(Part of a data file)
* START *
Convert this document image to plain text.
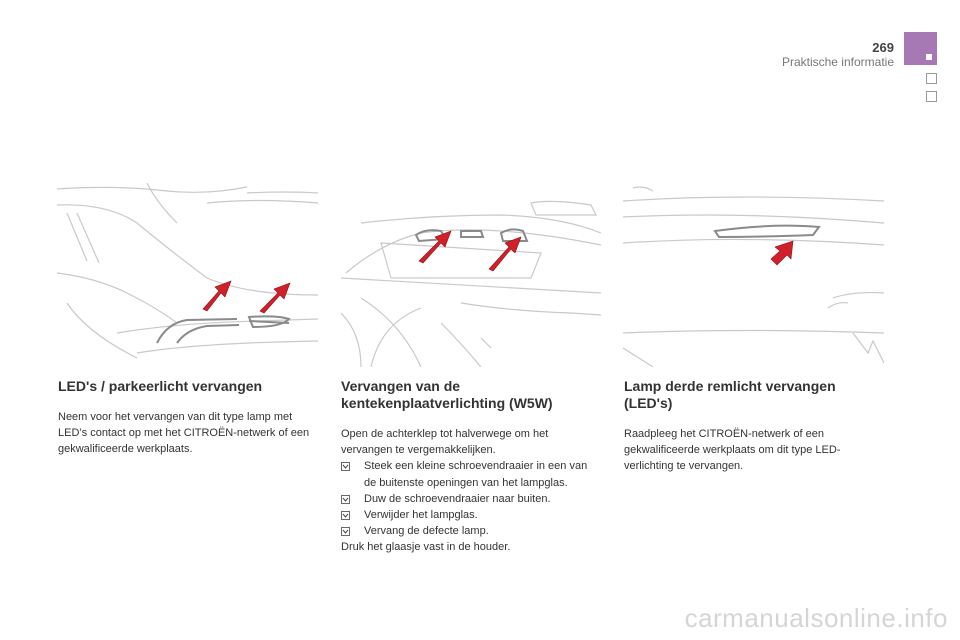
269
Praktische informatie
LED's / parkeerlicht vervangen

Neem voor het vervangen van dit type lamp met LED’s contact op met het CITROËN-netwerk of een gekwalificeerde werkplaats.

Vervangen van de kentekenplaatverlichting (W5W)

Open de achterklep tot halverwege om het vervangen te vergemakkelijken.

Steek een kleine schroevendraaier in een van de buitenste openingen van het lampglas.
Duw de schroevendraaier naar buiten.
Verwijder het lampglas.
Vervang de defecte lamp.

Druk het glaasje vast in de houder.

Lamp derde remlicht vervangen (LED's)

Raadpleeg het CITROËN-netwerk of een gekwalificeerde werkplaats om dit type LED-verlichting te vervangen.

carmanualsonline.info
* END *
* START *
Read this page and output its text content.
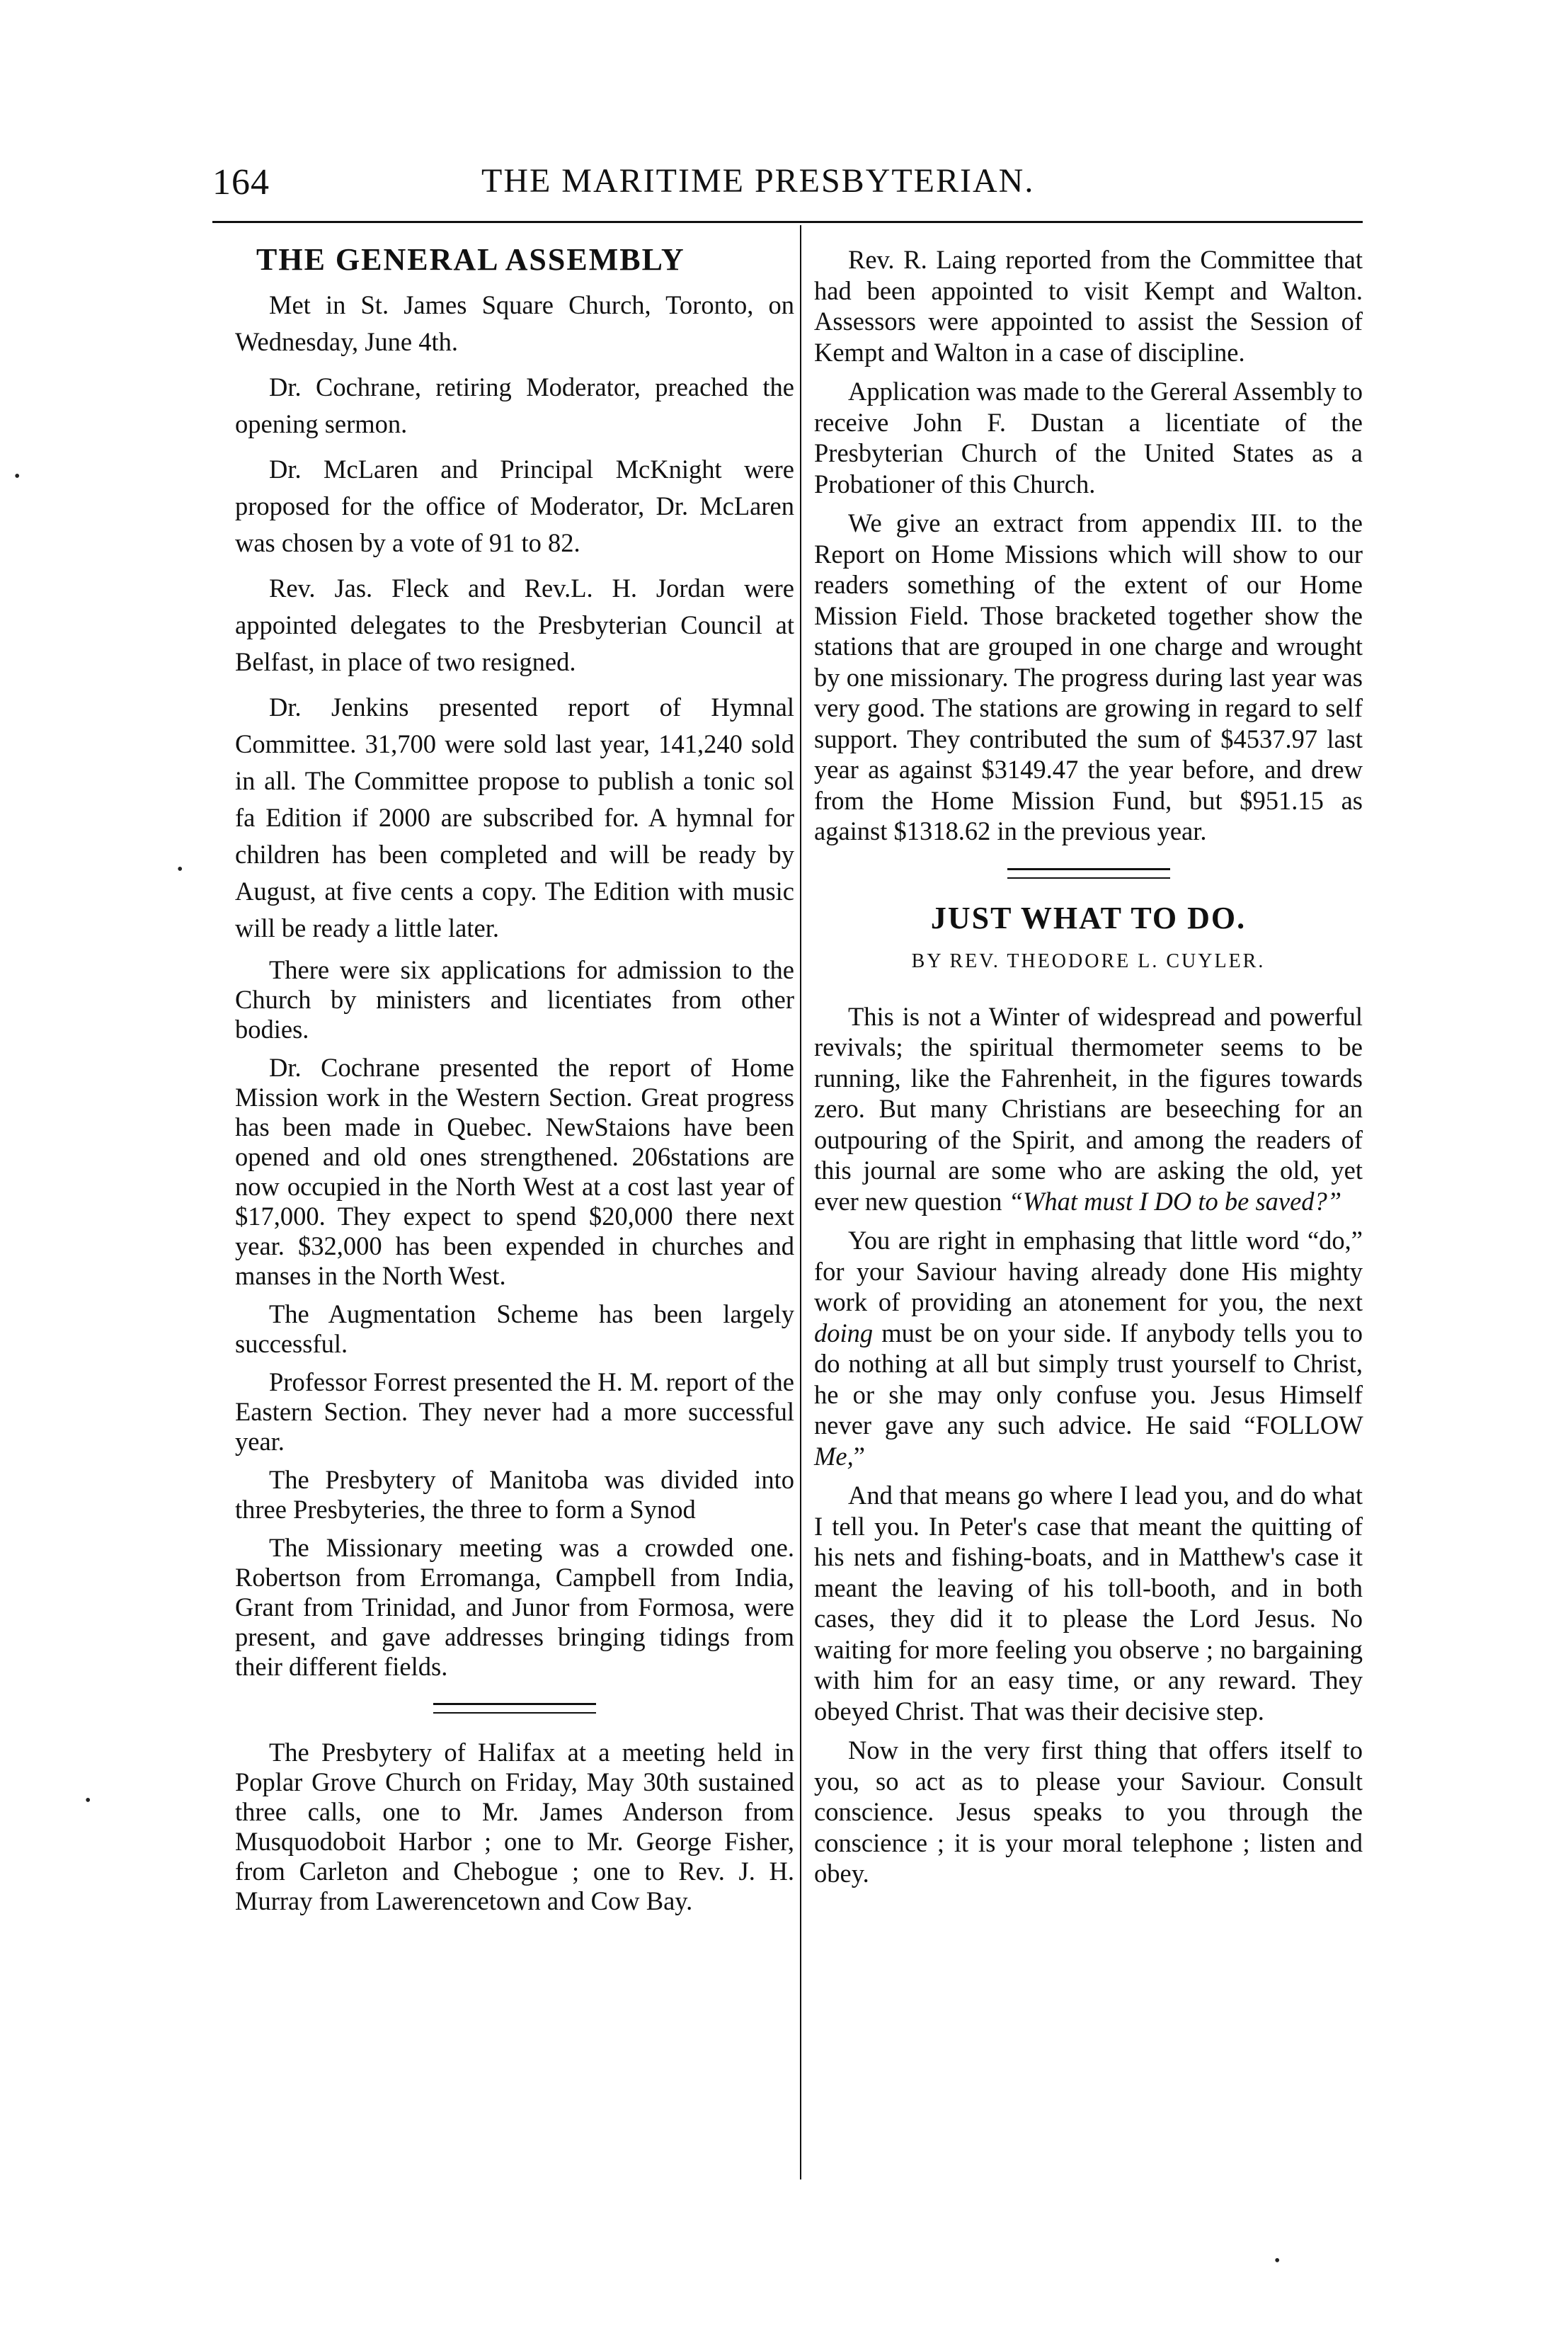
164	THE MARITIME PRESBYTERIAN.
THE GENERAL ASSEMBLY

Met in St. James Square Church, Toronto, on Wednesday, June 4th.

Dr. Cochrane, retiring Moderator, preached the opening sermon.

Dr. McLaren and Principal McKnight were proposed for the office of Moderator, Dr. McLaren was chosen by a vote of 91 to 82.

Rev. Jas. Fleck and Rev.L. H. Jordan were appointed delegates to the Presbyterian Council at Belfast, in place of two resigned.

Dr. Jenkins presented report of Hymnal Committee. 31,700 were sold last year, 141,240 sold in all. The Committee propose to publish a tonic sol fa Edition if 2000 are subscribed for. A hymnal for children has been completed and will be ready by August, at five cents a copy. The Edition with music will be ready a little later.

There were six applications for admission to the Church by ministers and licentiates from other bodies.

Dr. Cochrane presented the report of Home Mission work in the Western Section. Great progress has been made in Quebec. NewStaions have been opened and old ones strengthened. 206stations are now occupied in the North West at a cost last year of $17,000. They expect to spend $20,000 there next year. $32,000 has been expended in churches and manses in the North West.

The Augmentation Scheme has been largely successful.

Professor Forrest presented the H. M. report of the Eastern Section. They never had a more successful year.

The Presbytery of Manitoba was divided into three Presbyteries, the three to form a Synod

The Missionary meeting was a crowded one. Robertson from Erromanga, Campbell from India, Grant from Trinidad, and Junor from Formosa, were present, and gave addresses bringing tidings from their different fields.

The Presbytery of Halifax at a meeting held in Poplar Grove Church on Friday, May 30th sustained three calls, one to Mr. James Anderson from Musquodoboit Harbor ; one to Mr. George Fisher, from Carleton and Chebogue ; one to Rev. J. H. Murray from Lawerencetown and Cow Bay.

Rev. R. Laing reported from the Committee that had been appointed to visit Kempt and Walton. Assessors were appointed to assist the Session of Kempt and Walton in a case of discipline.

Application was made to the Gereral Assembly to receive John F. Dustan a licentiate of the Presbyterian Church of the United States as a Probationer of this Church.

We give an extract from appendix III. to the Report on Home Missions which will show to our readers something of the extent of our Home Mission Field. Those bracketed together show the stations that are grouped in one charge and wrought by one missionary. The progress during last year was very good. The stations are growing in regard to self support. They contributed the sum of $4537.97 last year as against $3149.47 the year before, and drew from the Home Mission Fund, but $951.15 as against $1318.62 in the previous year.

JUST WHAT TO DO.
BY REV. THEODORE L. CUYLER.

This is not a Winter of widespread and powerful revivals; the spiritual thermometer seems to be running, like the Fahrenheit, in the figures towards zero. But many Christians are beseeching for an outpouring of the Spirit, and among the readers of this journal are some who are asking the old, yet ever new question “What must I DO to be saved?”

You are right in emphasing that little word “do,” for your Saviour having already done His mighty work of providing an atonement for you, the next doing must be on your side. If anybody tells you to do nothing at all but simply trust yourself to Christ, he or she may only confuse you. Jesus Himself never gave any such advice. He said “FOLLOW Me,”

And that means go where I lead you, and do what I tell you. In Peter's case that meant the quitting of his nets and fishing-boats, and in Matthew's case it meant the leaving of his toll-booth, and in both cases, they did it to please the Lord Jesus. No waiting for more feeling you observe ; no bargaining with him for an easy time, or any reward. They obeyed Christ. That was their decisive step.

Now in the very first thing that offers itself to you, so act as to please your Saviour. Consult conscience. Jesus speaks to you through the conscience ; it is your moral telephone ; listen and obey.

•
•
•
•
* END *
* START *
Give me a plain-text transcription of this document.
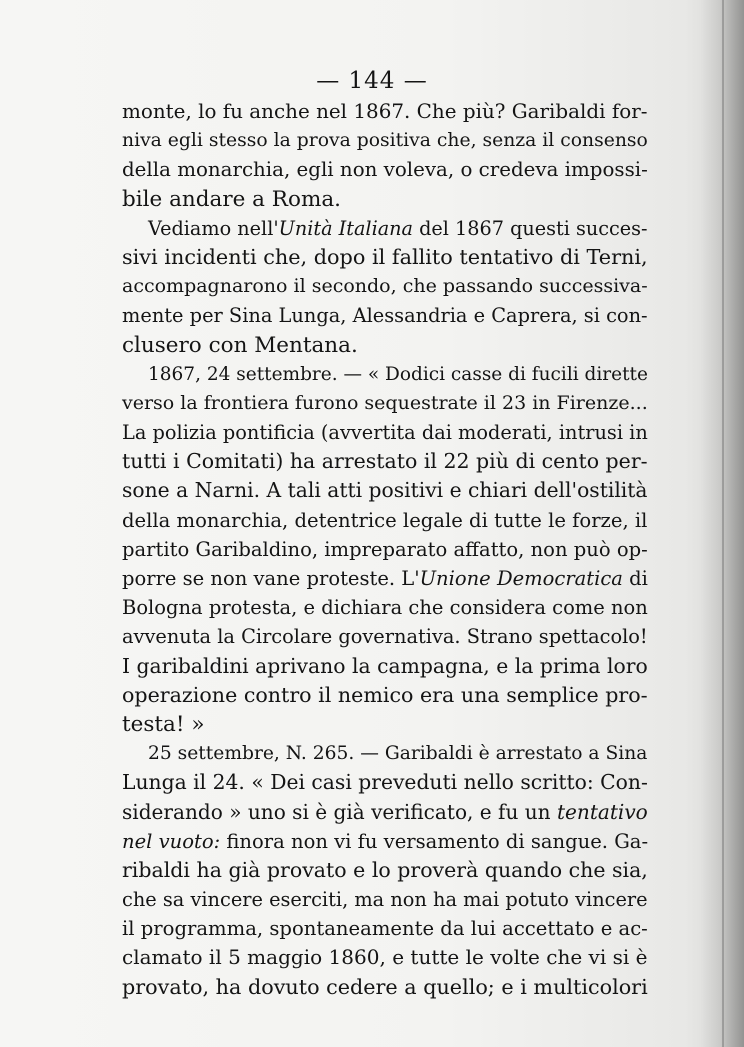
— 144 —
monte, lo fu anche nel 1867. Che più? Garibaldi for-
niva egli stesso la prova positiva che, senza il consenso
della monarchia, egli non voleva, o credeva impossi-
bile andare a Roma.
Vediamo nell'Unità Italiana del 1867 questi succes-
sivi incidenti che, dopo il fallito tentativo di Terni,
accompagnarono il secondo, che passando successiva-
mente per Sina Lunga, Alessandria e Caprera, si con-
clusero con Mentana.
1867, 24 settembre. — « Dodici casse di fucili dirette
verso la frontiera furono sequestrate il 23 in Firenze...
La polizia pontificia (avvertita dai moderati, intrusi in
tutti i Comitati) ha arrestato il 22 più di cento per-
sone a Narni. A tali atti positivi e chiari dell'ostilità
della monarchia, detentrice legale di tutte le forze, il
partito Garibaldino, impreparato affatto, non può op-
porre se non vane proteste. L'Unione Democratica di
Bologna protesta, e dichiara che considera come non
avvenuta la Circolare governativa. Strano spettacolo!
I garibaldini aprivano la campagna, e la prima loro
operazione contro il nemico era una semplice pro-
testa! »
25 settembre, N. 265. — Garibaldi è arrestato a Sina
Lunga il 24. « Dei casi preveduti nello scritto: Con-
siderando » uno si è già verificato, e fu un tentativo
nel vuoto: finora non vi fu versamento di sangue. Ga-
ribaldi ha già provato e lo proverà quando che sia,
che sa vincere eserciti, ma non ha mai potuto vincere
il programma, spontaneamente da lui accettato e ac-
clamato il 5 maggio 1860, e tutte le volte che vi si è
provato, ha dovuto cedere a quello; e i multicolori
* END *
In the entries above, find each line with the string "appointed" and copy it.

Rev. Jas. Fleck and Rev.L. H. Jordan were appointed delegates to the Presbyterian Council at Belfast, in place of two resigned.
Rev. R. Laing reported from the Committee that had been appointed to visit Kempt and Walton. Assessors were appointed to assist the Session of Kempt and Walton in a case of discipline.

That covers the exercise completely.